◆ **Required task**
Every line of the material is to be quoted verbatim, minus the pictures.

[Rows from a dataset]
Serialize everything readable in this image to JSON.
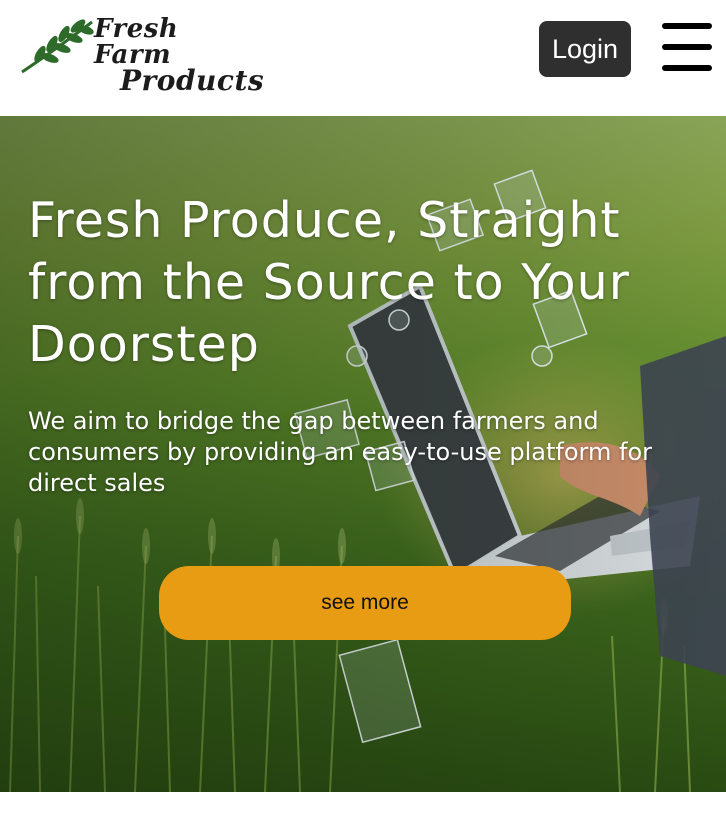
{
  "header": {
    "logo": {
      "line1": "Fresh Farm",
      "line2": "Products",
      "icon": "wheat-leaf-icon"
    },
    "login_label": "Login",
    "menu_icon": "hamburger-menu-icon"
  },
  "hero": {
    "title": "Fresh Produce, Straight from the Source to Your Doorstep",
    "text": "We aim to bridge the gap between farmers and consumers by providing an easy-to-use platform for direct sales",
    "button_label": "see more"
  },
  "colors": {
    "accent": "#e89c14",
    "login_bg": "#2f2f2f",
    "logo_leaf": "#2e6b2a"
  }
}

◆ **Written answer**
Serialize everything readable in this image to JSON.
{
  "header": {
    "logo": {
      "line1": "Fresh Farm",
      "line2": "Products",
      "icon": "wheat-leaf-icon"
    },
    "login_label": "Login",
    "menu_icon": "hamburger-menu-icon"
  },
  "hero": {
    "title": "Fresh Produce, Straight from the Source to Your Doorstep",
    "text": "We aim to bridge the gap between farmers and consumers by providing an easy-to-use platform for direct sales",
    "button_label": "see more"
  },
  "colors": {
    "accent": "#e89c14",
    "login_bg": "#2f2f2f",
    "logo_leaf": "#2e6b2a"
  }
}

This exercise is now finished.